--- Begin Task data ---

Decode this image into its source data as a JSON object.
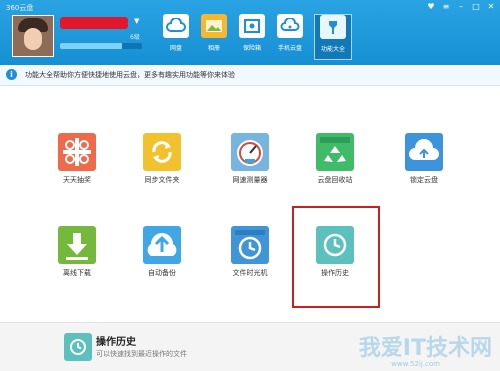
{
  "app": {
    "title": "360云盘"
  },
  "user": {
    "level": "6级",
    "quota_fraction": 0.75
  },
  "nav": [
    {
      "label": "网盘",
      "icon": "cloud-icon"
    },
    {
      "label": "相册",
      "icon": "photo-icon"
    },
    {
      "label": "保险箱",
      "icon": "safe-icon"
    },
    {
      "label": "手机云盘",
      "icon": "phone-cloud-icon"
    },
    {
      "label": "功能大全",
      "icon": "toolbox-icon"
    }
  ],
  "notice": {
    "text": "功能大全帮助你方便快捷地使用云盘，更多有趣实用功能等你来体验"
  },
  "features": [
    {
      "label": "天天抽奖",
      "icon": "lottery-icon",
      "color": "#ee6a4b"
    },
    {
      "label": "同步文件夹",
      "icon": "sync-folder-icon",
      "color": "#f2c12e"
    },
    {
      "label": "网速测量器",
      "icon": "speedometer-icon",
      "color": "#78b5de"
    },
    {
      "label": "云盘回收站",
      "icon": "recycle-icon",
      "color": "#3fbb6a"
    },
    {
      "label": "锁定云盘",
      "icon": "lock-cloud-icon",
      "color": "#3d93dc"
    },
    {
      "label": "离线下载",
      "icon": "download-icon",
      "color": "#74b83c"
    },
    {
      "label": "自动备份",
      "icon": "backup-icon",
      "color": "#3fa7e6"
    },
    {
      "label": "文件时光机",
      "icon": "time-machine-icon",
      "color": "#3f95d6"
    },
    {
      "label": "操作历史",
      "icon": "history-clock-icon",
      "color": "#5cc0bd"
    }
  ],
  "footer": {
    "title": "操作历史",
    "description": "可以快速找到最近操作的文件"
  },
  "watermark": {
    "text": "我爱IT技术网",
    "url": "www.52ij.com"
  }
}
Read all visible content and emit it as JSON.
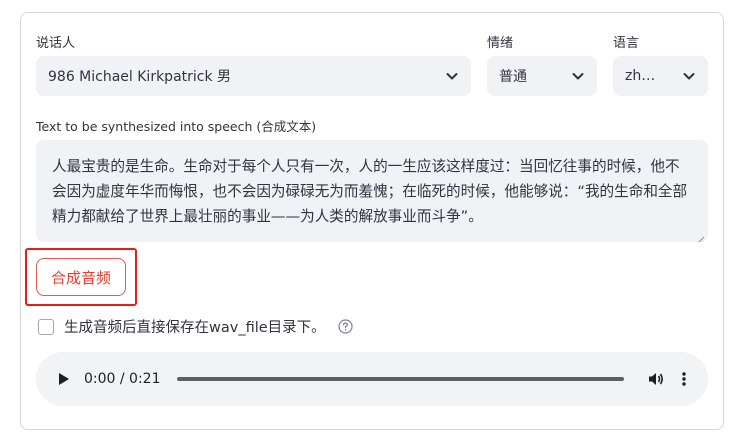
{
  "form": {
    "speaker": {
      "label": "说话人",
      "value": "986 Michael Kirkpatrick 男"
    },
    "emotion": {
      "label": "情绪",
      "value": "普通"
    },
    "language": {
      "label": "语言",
      "value": "zh…"
    },
    "text": {
      "label": "Text to be synthesized into speech (合成文本)",
      "value": "人最宝贵的是生命。生命对于每个人只有一次，人的一生应该这样度过：当回忆往事的时候，他不会因为虚度年华而悔恨，也不会因为碌碌无为而羞愧；在临死的时候，他能够说：“我的生命和全部精力都献给了世界上最壮丽的事业——为人类的解放事业而斗争”。"
    },
    "synthesize_button": "合成音频",
    "save_checkbox": {
      "label": "生成音频后直接保存在wav_file目录下。",
      "checked": false
    }
  },
  "audio": {
    "time": "0:00 / 0:21",
    "progress": 0
  },
  "colors": {
    "accent": "#e0402f",
    "highlight": "#e0201c",
    "input_bg": "#f0f2f6"
  }
}
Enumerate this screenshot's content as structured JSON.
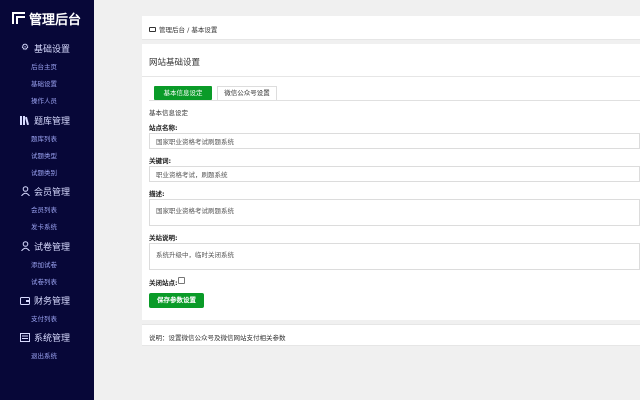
{
  "sidebar": {
    "title": "管理后台",
    "groups": [
      {
        "label": "基础设置",
        "icon": "gear-icon",
        "items": [
          "后台主页",
          "基础设置",
          "操作人员"
        ]
      },
      {
        "label": "题库管理",
        "icon": "books-icon",
        "items": [
          "题库列表",
          "试题类型",
          "试题类别"
        ]
      },
      {
        "label": "会员管理",
        "icon": "user-icon",
        "items": [
          "会员列表",
          "发卡系统"
        ]
      },
      {
        "label": "试卷管理",
        "icon": "user-icon",
        "items": [
          "添加试卷",
          "试卷列表"
        ]
      },
      {
        "label": "财务管理",
        "icon": "wallet-icon",
        "items": [
          "支付列表"
        ]
      },
      {
        "label": "系统管理",
        "icon": "system-icon",
        "items": [
          "退出系统"
        ]
      }
    ]
  },
  "breadcrumb": {
    "root": "管理后台",
    "separator": "/",
    "current": "基本设置"
  },
  "panel": {
    "title": "网站基础设置",
    "tabs": {
      "active": "基本信息设定",
      "other": "微信公众号设置"
    },
    "section_label": "基本信息设定",
    "fields": {
      "site_name": {
        "label": "站点名称:",
        "value": "国家职业资格考试刷题系统"
      },
      "keywords": {
        "label": "关键词:",
        "value": "职业资格考试，刷题系统"
      },
      "description": {
        "label": "描述:",
        "value": "国家职业资格考试刷题系统"
      },
      "close_notice": {
        "label": "关站说明:",
        "value": "系统升级中，临时关闭系统"
      },
      "close_site": {
        "label": "关闭站点:",
        "checked": false
      }
    },
    "save_label": "保存参数设置"
  },
  "note": "说明：设置微信公众号及微信网站支付相关参数",
  "colors": {
    "sidebar_bg": "#070738",
    "accent_green": "#0a9b28"
  }
}
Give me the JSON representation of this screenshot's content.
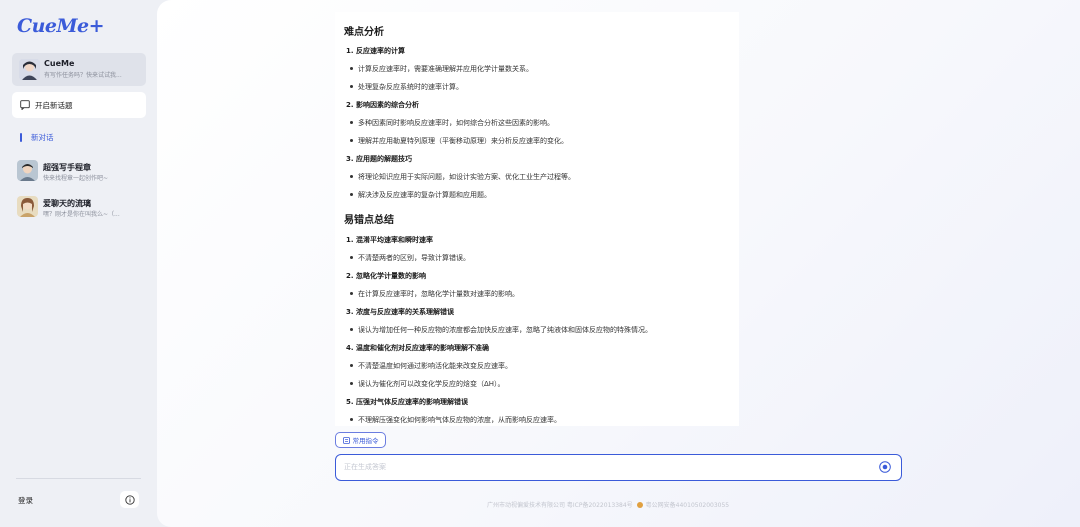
{
  "sidebar": {
    "logo": "CueMe+",
    "cueme_card": {
      "title": "CueMe",
      "subtitle": "有写作任务吗？快来试试我..."
    },
    "new_topic_label": "开启新话题",
    "new_chat_label": "新对话",
    "conversations": [
      {
        "title": "超强写手程章",
        "subtitle": "快来找程章一起创作吧~"
      },
      {
        "title": "爱聊天的流璃",
        "subtitle": "嘿？刚才是你在叫我么~（..."
      }
    ],
    "login_label": "登录"
  },
  "content": {
    "sections": [
      {
        "title": "难点分析",
        "items": [
          {
            "title": "1. 反应速率的计算",
            "bullets": [
              "计算反应速率时，需要准确理解并应用化学计量数关系。",
              "处理复杂反应系统时的速率计算。"
            ]
          },
          {
            "title": "2. 影响因素的综合分析",
            "bullets": [
              "多种因素同时影响反应速率时，如何综合分析这些因素的影响。",
              "理解并应用勒夏特列原理（平衡移动原理）来分析反应速率的变化。"
            ]
          },
          {
            "title": "3. 应用题的解题技巧",
            "bullets": [
              "将理论知识应用于实际问题，如设计实验方案、优化工业生产过程等。",
              "解决涉及反应速率的复杂计算题和应用题。"
            ]
          }
        ]
      },
      {
        "title": "易错点总结",
        "items": [
          {
            "title": "1. 混淆平均速率和瞬时速率",
            "bullets": [
              "不清楚两者的区别，导致计算错误。"
            ]
          },
          {
            "title": "2. 忽略化学计量数的影响",
            "bullets": [
              "在计算反应速率时，忽略化学计量数对速率的影响。"
            ]
          },
          {
            "title": "3. 浓度与反应速率的关系理解错误",
            "bullets": [
              "误认为增加任何一种反应物的浓度都会加快反应速率，忽略了纯液体和固体反应物的特殊情况。"
            ]
          },
          {
            "title": "4. 温度和催化剂对反应速率的影响理解不准确",
            "bullets": [
              "不清楚温度如何通过影响活化能来改变反应速率。",
              "误认为催化剂可以改变化学反应的焓变（ΔH）。"
            ]
          },
          {
            "title": "5. 压强对气体反应速率的影响理解错误",
            "bullets": [
              "不理解压强变化如何影响气体反应物的浓度，从而影响反应速率。"
            ]
          }
        ]
      }
    ]
  },
  "composer": {
    "command_label": "常用指令",
    "placeholder": "正在生成答案"
  },
  "footer": {
    "icp": "广州市动视偏爱技术有限公司 粤ICP备2022013384号",
    "police": "粤公网安备44010502003055"
  },
  "colors": {
    "accent": "#3b5bd9",
    "background": "#eef0f5"
  }
}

--- End Task data ---

What you have to do: Pick out the lines that include the word "description" and write them out.

Answer to the task:
    "description": "可以快速找到最近操作的文件"
      "description": {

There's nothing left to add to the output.